TASK BRIEF » Wherever "name" appears in a line, copy that line.

Structured figure records »
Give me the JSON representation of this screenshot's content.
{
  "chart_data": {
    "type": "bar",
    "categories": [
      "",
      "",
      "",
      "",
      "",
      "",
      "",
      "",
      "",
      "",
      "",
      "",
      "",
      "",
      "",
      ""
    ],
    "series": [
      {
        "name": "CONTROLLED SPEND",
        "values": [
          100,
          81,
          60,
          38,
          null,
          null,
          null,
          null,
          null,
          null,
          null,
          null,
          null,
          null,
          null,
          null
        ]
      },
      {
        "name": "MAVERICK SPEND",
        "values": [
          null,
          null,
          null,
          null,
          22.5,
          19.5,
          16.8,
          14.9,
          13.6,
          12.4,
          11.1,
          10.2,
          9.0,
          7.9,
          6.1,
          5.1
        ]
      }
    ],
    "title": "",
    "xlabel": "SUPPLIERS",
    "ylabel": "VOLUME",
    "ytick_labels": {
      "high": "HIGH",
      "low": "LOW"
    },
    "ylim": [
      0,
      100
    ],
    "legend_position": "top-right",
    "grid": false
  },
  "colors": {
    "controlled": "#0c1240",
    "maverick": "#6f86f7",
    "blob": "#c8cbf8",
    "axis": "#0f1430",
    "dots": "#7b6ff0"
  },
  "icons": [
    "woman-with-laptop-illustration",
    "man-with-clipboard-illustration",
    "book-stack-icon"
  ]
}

EXERCISE RESULT »
        "name": "CONTROLLED SPEND",
        "name": "MAVERICK SPEND",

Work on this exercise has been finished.